-- STATED GOAL --
Return the entries below verbatim. Pictures stay out.

-- GIVEN INFORMATION --
····················

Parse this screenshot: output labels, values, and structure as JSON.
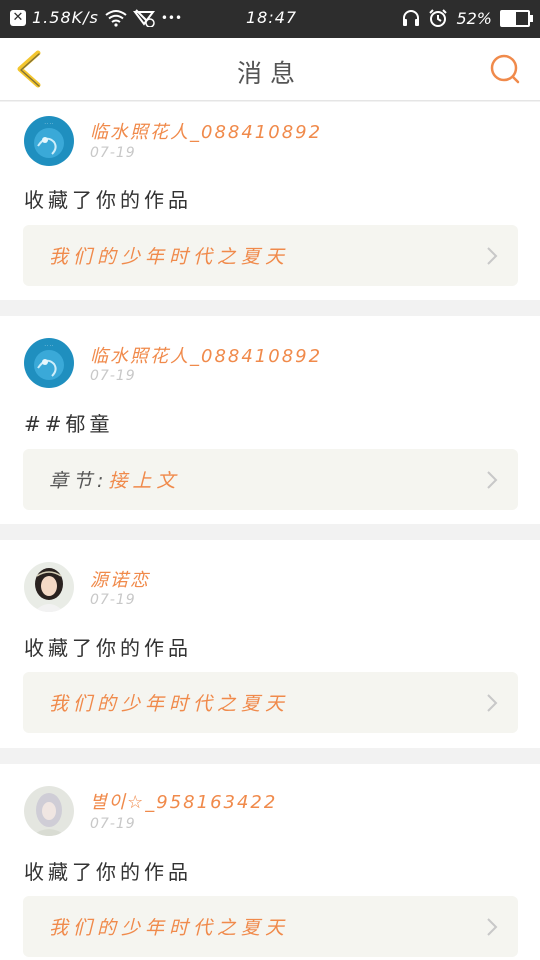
{
  "status_bar": {
    "speed": "1.58K/s",
    "more": "•••",
    "time": "18:47",
    "battery_percent": "52%",
    "battery_level": 0.52
  },
  "header": {
    "title": "消息"
  },
  "colors": {
    "accent": "#f08a4b",
    "link_bg": "#f5f5f0",
    "status_bar_bg": "#2d2d2d",
    "back_arrow": "#f3c62e"
  },
  "messages": [
    {
      "username": "临水照花人_088410892",
      "time": "07-19",
      "text": "收藏了你的作品",
      "link_prefix": "",
      "link_title": "我们的少年时代之夏天",
      "avatar": "blue-avatar"
    },
    {
      "username": "临水照花人_088410892",
      "time": "07-19",
      "text": "##郁童",
      "link_prefix": "章节:",
      "link_title": "接上文",
      "avatar": "blue-avatar"
    },
    {
      "username": "源诺恋",
      "time": "07-19",
      "text": "收藏了你的作品",
      "link_prefix": "",
      "link_title": "我们的少年时代之夏天",
      "avatar": "portrait-avatar"
    },
    {
      "username": "별이☆_958163422",
      "time": "07-19",
      "text": "收藏了你的作品",
      "link_prefix": "",
      "link_title": "我们的少年时代之夏天",
      "avatar": "pale-avatar"
    }
  ]
}
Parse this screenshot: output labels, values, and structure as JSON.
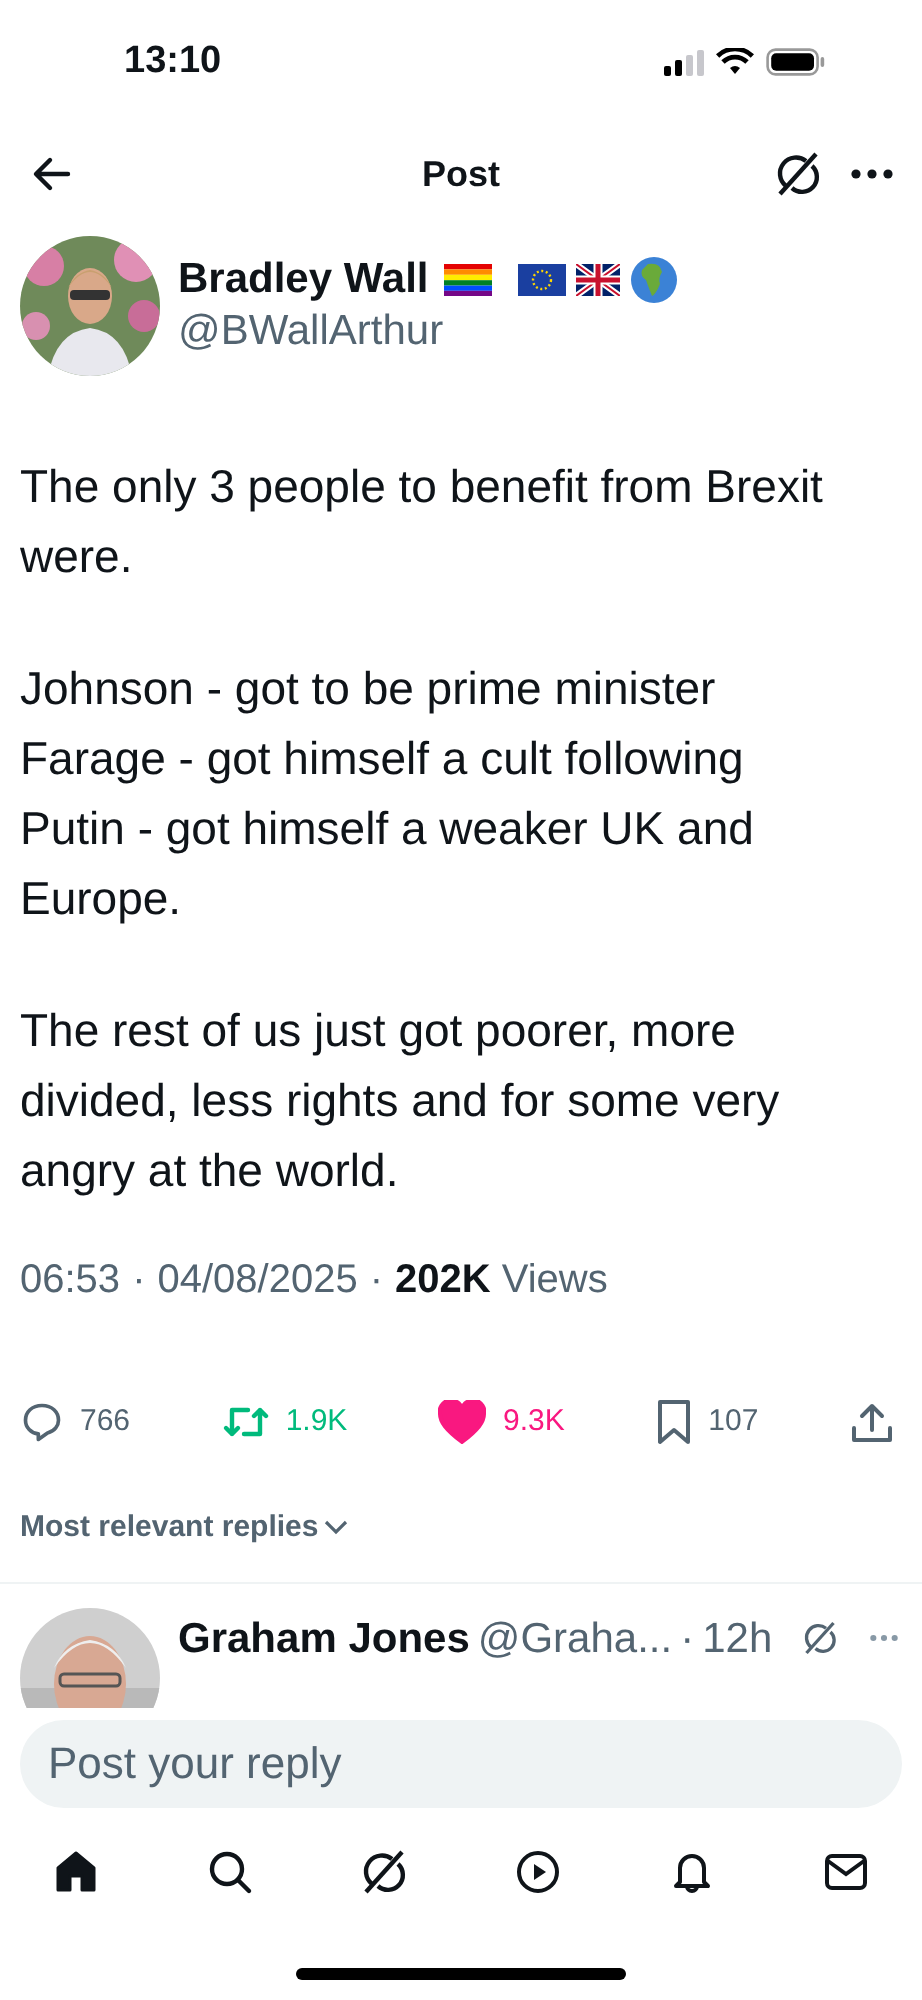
{
  "status_bar": {
    "time": "13:10"
  },
  "header": {
    "title": "Post"
  },
  "post": {
    "author": "Bradley Wall",
    "handle": "@BWallArthur",
    "paragraphs": [
      "The only 3 people to benefit from Brexit were.",
      "Johnson - got to be prime minister\nFarage - got himself a cult following\nPutin - got himself a weaker UK and Europe.",
      "The rest of us just got poorer, more divided, less rights and for some very angry at the world."
    ],
    "time": "06:53",
    "separators": [
      "·",
      "·"
    ],
    "date": "04/08/2025",
    "views_count": "202K",
    "views_label": "Views"
  },
  "actions": [
    {
      "kind": "reply",
      "count": "766",
      "active": false
    },
    {
      "kind": "repost",
      "count": "1.9K",
      "active": true
    },
    {
      "kind": "like",
      "count": "9.3K",
      "active": true
    },
    {
      "kind": "bookmark",
      "count": "107",
      "active": false
    },
    {
      "kind": "share"
    }
  ],
  "replies_sort": "Most relevant replies",
  "replies": [
    {
      "author": "Graham Jones",
      "handle": "@Graha...",
      "separator": "·",
      "age": "12h"
    }
  ],
  "composer": {
    "placeholder": "Post your reply"
  },
  "tab_bar": [
    {
      "kind": "home",
      "selected": true
    },
    {
      "kind": "search",
      "selected": false
    },
    {
      "kind": "grok",
      "selected": false
    },
    {
      "kind": "video",
      "selected": false
    },
    {
      "kind": "notifications",
      "selected": false
    },
    {
      "kind": "messages",
      "selected": false
    }
  ]
}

····················

-- SOLUTION BELOW --
Parse this screenshot: output labels, values, and structure as JSON.
{
  "status_bar": {
    "speed": "1.58K/s",
    "more": "•••",
    "time": "18:47",
    "battery_percent": "52%",
    "battery_level": 0.52
  },
  "header": {
    "title": "消息"
  },
  "colors": {
    "accent": "#f08a4b",
    "link_bg": "#f5f5f0",
    "status_bar_bg": "#2d2d2d",
    "back_arrow": "#f3c62e"
  },
  "messages": [
    {
      "username": "临水照花人_088410892",
      "time": "07-19",
      "text": "收藏了你的作品",
      "link_prefix": "",
      "link_title": "我们的少年时代之夏天",
      "avatar": "blue-avatar"
    },
    {
      "username": "临水照花人_088410892",
      "time": "07-19",
      "text": "##郁童",
      "link_prefix": "章节:",
      "link_title": "接上文",
      "avatar": "blue-avatar"
    },
    {
      "username": "源诺恋",
      "time": "07-19",
      "text": "收藏了你的作品",
      "link_prefix": "",
      "link_title": "我们的少年时代之夏天",
      "avatar": "portrait-avatar"
    },
    {
      "username": "별이☆_958163422",
      "time": "07-19",
      "text": "收藏了你的作品",
      "link_prefix": "",
      "link_title": "我们的少年时代之夏天",
      "avatar": "pale-avatar"
    }
  ]
}
Parse this screenshot: output labels, values, and structure as JSON.
{
  "status_bar": {
    "time": "13:10"
  },
  "header": {
    "title": "Post"
  },
  "post": {
    "author": "Bradley Wall",
    "handle": "@BWallArthur",
    "paragraphs": [
      "The only 3 people to benefit from Brexit were.",
      "Johnson - got to be prime minister\nFarage - got himself a cult following\nPutin - got himself a weaker UK and Europe.",
      "The rest of us just got poorer, more divided, less rights and for some very angry at the world."
    ],
    "time": "06:53",
    "separators": [
      "·",
      "·"
    ],
    "date": "04/08/2025",
    "views_count": "202K",
    "views_label": "Views"
  },
  "actions": [
    {
      "kind": "reply",
      "count": "766",
      "active": false
    },
    {
      "kind": "repost",
      "count": "1.9K",
      "active": true
    },
    {
      "kind": "like",
      "count": "9.3K",
      "active": true
    },
    {
      "kind": "bookmark",
      "count": "107",
      "active": false
    },
    {
      "kind": "share"
    }
  ],
  "replies_sort": "Most relevant replies",
  "replies": [
    {
      "author": "Graham Jones",
      "handle": "@Graha...",
      "separator": "·",
      "age": "12h"
    }
  ],
  "composer": {
    "placeholder": "Post your reply"
  },
  "tab_bar": [
    {
      "kind": "home",
      "selected": true
    },
    {
      "kind": "search",
      "selected": false
    },
    {
      "kind": "grok",
      "selected": false
    },
    {
      "kind": "video",
      "selected": false
    },
    {
      "kind": "notifications",
      "selected": false
    },
    {
      "kind": "messages",
      "selected": false
    }
  ]
}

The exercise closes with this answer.